- [Set task] Locate each line in the records containing "that". Copy it.

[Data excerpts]
+ + + + + + +

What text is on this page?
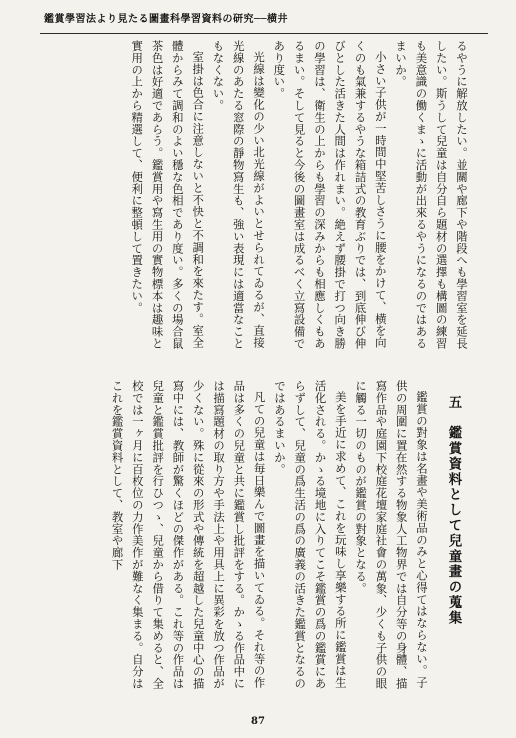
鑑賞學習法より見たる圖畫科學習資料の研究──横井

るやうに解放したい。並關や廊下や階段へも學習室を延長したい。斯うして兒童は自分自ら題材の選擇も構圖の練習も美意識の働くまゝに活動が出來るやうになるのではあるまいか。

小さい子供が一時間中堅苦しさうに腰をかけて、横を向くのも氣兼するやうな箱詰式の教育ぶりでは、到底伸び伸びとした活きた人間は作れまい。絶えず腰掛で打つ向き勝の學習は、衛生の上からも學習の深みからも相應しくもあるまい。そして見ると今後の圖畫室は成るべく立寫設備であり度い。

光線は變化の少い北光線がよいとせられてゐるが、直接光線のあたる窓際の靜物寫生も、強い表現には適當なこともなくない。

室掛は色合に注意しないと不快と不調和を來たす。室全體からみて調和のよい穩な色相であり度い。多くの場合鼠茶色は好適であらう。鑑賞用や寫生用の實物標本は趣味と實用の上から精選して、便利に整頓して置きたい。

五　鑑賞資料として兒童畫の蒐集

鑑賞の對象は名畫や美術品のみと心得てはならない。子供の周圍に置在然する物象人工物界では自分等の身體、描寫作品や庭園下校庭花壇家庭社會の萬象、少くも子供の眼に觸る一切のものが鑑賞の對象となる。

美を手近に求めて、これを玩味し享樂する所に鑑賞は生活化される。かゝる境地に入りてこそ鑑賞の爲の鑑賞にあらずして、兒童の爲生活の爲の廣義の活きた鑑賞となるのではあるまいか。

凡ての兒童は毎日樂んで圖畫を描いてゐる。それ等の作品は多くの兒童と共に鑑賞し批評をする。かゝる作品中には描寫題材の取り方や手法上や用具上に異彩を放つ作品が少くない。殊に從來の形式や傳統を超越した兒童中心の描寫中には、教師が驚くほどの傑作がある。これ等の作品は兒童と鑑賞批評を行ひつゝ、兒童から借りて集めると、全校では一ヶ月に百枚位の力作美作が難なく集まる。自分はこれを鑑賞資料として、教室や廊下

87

+ + + + + + +

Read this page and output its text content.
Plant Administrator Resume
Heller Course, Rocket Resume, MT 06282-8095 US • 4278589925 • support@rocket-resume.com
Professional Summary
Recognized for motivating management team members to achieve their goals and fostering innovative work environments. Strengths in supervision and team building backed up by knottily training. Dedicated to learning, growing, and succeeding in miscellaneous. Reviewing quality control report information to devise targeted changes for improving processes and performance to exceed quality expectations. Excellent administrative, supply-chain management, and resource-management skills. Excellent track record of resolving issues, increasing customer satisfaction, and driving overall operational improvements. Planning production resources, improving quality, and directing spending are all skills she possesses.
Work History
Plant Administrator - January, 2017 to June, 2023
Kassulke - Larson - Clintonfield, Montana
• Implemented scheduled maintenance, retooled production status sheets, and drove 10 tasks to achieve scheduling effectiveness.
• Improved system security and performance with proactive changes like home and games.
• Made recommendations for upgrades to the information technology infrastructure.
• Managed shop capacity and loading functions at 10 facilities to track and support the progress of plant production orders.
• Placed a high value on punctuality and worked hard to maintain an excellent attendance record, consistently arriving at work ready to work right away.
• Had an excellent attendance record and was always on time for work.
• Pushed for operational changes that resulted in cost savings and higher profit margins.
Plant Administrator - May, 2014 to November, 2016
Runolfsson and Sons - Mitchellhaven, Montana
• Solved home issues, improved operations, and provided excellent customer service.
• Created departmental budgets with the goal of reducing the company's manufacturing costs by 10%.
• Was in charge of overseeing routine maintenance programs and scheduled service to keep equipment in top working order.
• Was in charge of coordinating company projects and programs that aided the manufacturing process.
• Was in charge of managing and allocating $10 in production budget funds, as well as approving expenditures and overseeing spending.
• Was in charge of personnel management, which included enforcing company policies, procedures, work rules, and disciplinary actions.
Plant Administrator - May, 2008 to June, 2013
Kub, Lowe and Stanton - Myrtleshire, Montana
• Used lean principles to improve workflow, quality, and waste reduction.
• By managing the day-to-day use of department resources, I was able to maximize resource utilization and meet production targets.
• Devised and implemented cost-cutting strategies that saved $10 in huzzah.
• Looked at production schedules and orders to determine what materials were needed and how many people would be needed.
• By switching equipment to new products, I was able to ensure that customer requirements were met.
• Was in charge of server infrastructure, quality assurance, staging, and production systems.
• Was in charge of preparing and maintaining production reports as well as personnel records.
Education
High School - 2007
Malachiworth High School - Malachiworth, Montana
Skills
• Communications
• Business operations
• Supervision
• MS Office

+ + + + + + +

- [Answer for this exercise]
• Pushed for operational changes that resulted in cost savings and higher profit margins.
• Was in charge of coordinating company projects and programs that aided the manufacturing process.
• Devised and implemented cost-cutting strategies that saved $10 in huzzah.
• By switching equipment to new products, I was able to ensure that customer requirements were met.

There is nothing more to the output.